Items listed in a dataset
────────────────────────────────────────
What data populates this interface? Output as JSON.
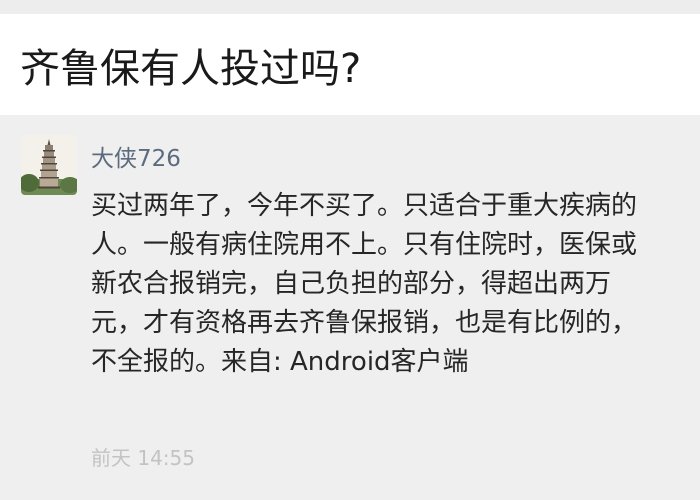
{
  "thread": {
    "title": "齐鲁保有人投过吗?"
  },
  "post": {
    "username": "大侠726",
    "avatar_icon": "pagoda-avatar-icon",
    "body_lines": [
      "买过两年了，今年不买了。只适合于重大疾病的",
      "人。一般有病住院用不上。只有住院时，医保或",
      "新农合报销完，自己负担的部分，得超出两万",
      "元，才有资格再去齐鲁保报销，也是有比例的，",
      "不全报的。来自: Android客户端"
    ],
    "timestamp": "前天 14:55"
  },
  "colors": {
    "title_bar_bg": "#ffffff",
    "post_bg": "#efefef",
    "username": "#5d6b7e",
    "body_text": "#262626",
    "timestamp": "#c3c3c3"
  }
}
────────────────────────────────────────
§ REQUIRED TASK: The word "timestamp" appears in how many lines of the records? Give the number only.

§ WRITTEN SOLUTION: 2